SUPPLIED INFORMATION -
-- Begin --

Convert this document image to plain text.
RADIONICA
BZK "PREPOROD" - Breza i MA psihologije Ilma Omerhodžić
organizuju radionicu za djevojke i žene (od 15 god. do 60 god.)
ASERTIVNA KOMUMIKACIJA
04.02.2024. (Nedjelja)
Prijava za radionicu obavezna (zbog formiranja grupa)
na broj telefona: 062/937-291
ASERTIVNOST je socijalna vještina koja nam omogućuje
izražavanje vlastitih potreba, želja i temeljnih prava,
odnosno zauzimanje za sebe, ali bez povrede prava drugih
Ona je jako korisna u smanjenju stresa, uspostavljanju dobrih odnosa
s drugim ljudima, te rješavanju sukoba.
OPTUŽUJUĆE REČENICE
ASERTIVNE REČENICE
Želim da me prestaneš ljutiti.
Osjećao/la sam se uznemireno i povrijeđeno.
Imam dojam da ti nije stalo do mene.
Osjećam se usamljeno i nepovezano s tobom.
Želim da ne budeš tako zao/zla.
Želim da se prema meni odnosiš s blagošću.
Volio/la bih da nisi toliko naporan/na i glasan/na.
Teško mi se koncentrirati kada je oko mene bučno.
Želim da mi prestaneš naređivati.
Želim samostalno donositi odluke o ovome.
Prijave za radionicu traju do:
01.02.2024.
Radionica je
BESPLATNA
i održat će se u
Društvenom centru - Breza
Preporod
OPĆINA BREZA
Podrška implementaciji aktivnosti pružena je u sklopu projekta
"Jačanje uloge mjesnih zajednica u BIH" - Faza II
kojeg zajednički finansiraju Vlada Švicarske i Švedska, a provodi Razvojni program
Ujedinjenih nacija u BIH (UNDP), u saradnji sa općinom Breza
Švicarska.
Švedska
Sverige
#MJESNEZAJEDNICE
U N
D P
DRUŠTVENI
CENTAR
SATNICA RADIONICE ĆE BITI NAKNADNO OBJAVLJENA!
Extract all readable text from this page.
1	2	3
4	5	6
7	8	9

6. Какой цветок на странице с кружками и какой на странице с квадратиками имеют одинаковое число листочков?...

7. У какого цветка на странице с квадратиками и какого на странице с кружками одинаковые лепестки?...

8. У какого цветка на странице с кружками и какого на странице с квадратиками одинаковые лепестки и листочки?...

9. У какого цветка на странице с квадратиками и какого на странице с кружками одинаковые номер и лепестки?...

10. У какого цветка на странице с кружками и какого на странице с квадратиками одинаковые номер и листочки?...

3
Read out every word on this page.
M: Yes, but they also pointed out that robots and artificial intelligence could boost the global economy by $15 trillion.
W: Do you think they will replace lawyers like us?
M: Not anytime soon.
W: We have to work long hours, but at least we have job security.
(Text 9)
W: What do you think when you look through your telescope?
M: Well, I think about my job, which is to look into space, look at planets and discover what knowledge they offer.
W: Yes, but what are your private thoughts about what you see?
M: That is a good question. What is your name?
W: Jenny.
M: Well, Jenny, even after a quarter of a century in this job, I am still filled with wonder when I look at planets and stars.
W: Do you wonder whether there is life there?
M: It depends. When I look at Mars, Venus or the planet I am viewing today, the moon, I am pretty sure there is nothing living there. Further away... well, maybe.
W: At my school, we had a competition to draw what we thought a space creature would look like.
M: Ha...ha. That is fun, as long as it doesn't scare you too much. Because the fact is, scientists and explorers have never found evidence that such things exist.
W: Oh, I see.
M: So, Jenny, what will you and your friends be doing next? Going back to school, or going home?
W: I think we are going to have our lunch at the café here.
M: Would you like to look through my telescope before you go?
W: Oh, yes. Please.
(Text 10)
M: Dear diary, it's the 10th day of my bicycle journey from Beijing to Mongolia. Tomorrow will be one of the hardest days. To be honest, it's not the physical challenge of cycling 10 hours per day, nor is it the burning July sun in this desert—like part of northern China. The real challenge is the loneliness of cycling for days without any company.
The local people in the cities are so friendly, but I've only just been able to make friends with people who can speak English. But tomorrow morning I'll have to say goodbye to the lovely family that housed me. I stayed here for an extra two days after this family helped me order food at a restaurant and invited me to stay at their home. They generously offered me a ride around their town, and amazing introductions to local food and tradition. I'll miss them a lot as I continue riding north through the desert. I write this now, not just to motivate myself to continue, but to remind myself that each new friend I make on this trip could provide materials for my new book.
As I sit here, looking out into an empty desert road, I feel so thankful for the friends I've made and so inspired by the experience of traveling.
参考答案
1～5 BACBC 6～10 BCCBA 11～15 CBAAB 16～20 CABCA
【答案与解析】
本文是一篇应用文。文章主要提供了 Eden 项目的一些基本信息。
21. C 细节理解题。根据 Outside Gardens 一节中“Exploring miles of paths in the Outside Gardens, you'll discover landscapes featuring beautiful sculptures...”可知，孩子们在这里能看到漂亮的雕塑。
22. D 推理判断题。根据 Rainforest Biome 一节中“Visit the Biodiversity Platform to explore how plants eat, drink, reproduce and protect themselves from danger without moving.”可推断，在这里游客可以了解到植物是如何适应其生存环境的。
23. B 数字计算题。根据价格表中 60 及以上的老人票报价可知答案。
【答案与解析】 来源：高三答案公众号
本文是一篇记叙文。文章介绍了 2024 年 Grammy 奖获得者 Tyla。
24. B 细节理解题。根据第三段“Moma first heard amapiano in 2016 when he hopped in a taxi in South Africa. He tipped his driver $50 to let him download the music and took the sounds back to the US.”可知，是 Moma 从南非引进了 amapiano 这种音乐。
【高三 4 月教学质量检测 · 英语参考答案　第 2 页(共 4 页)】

-- End --

PROBLEM TO SOLVE - Copy the material above, line for line.

TASK OUTPUT -
Convert this document image to plain text.
RADIONICA
BZK "PREPOROD" - Breza i MA psihologije Ilma Omerhodžić
organizuju radionicu za djevojke i žene (od 15 god. do 60 god.)
ASERTIVNA KOMUMIKACIJA
04.02.2024. (Nedjelja)
Prijava za radionicu obavezna (zbog formiranja grupa)
na broj telefona: 062/937-291
ASERTIVNOST je socijalna vještina koja nam omogućuje
izražavanje vlastitih potreba, želja i temeljnih prava,
odnosno zauzimanje za sebe, ali bez povrede prava drugih
Ona je jako korisna u smanjenju stresa, uspostavljanju dobrih odnosa
s drugim ljudima, te rješavanju sukoba.
OPTUŽUJUĆE REČENICE
ASERTIVNE REČENICE
Želim da me prestaneš ljutiti.
Osjećao/la sam se uznemireno i povrijeđeno.
Imam dojam da ti nije stalo do mene.
Osjećam se usamljeno i nepovezano s tobom.
Želim da ne budeš tako zao/zla.
Želim da se prema meni odnosiš s blagošću.
Volio/la bih da nisi toliko naporan/na i glasan/na.
Teško mi se koncentrirati kada je oko mene bučno.
Želim da mi prestaneš naređivati.
Želim samostalno donositi odluke o ovome.
Prijave za radionicu traju do:
01.02.2024.
Radionica je
BESPLATNA
i održat će se u
Društvenom centru - Breza
Preporod
OPĆINA BREZA
Podrška implementaciji aktivnosti pružena je u sklopu projekta
"Jačanje uloge mjesnih zajednica u BIH" - Faza II
kojeg zajednički finansiraju Vlada Švicarske i Švedska, a provodi Razvojni program
Ujedinjenih nacija u BIH (UNDP), u saradnji sa općinom Breza
Švicarska.
Švedska
Sverige
#MJESNEZAJEDNICE
U N
D P
DRUŠTVENI
CENTAR
SATNICA RADIONICE ĆE BITI NAKNADNO OBJAVLJENA!
Extract all readable text from this page.
1	2	3
4	5	6
7	8	9

6. Какой цветок на странице с кружками и какой на странице с квадратиками имеют одинаковое число листочков?...

7. У какого цветка на странице с квадратиками и какого на странице с кружками одинаковые лепестки?...

8. У какого цветка на странице с кружками и какого на странице с квадратиками одинаковые лепестки и листочки?...

9. У какого цветка на странице с квадратиками и какого на странице с кружками одинаковые номер и лепестки?...

10. У какого цветка на странице с кружками и какого на странице с квадратиками одинаковые номер и листочки?...

3
Read out every word on this page.
M: Yes, but they also pointed out that robots and artificial intelligence could boost the global economy by $15 trillion.
W: Do you think they will replace lawyers like us?
M: Not anytime soon.
W: We have to work long hours, but at least we have job security.
(Text 9)
W: What do you think when you look through your telescope?
M: Well, I think about my job, which is to look into space, look at planets and discover what knowledge they offer.
W: Yes, but what are your private thoughts about what you see?
M: That is a good question. What is your name?
W: Jenny.
M: Well, Jenny, even after a quarter of a century in this job, I am still filled with wonder when I look at planets and stars.
W: Do you wonder whether there is life there?
M: It depends. When I look at Mars, Venus or the planet I am viewing today, the moon, I am pretty sure there is nothing living there. Further away... well, maybe.
W: At my school, we had a competition to draw what we thought a space creature would look like.
M: Ha...ha. That is fun, as long as it doesn't scare you too much. Because the fact is, scientists and explorers have never found evidence that such things exist.
W: Oh, I see.
M: So, Jenny, what will you and your friends be doing next? Going back to school, or going home?
W: I think we are going to have our lunch at the café here.
M: Would you like to look through my telescope before you go?
W: Oh, yes. Please.
(Text 10)
M: Dear diary, it's the 10th day of my bicycle journey from Beijing to Mongolia. Tomorrow will be one of the hardest days. To be honest, it's not the physical challenge of cycling 10 hours per day, nor is it the burning July sun in this desert—like part of northern China. The real challenge is the loneliness of cycling for days without any company.
The local people in the cities are so friendly, but I've only just been able to make friends with people who can speak English. But tomorrow morning I'll have to say goodbye to the lovely family that housed me. I stayed here for an extra two days after this family helped me order food at a restaurant and invited me to stay at their home. They generously offered me a ride around their town, and amazing introductions to local food and tradition. I'll miss them a lot as I continue riding north through the desert. I write this now, not just to motivate myself to continue, but to remind myself that each new friend I make on this trip could provide materials for my new book.
As I sit here, looking out into an empty desert road, I feel so thankful for the friends I've made and so inspired by the experience of traveling.
参考答案
1～5 BACBC 6～10 BCCBA 11～15 CBAAB 16～20 CABCA
【答案与解析】
本文是一篇应用文。文章主要提供了 Eden 项目的一些基本信息。
21. C 细节理解题。根据 Outside Gardens 一节中“Exploring miles of paths in the Outside Gardens, you'll discover landscapes featuring beautiful sculptures...”可知，孩子们在这里能看到漂亮的雕塑。
22. D 推理判断题。根据 Rainforest Biome 一节中“Visit the Biodiversity Platform to explore how plants eat, drink, reproduce and protect themselves from danger without moving.”可推断，在这里游客可以了解到植物是如何适应其生存环境的。
23. B 数字计算题。根据价格表中 60 及以上的老人票报价可知答案。
【答案与解析】 来源：高三答案公众号
本文是一篇记叙文。文章介绍了 2024 年 Grammy 奖获得者 Tyla。
24. B 细节理解题。根据第三段“Moma first heard amapiano in 2016 when he hopped in a taxi in South Africa. He tipped his driver $50 to let him download the music and took the sounds back to the US.”可知，是 Moma 从南非引进了 amapiano 这种音乐。
【高三 4 月教学质量检测 · 英语参考答案　第 2 页(共 4 页)】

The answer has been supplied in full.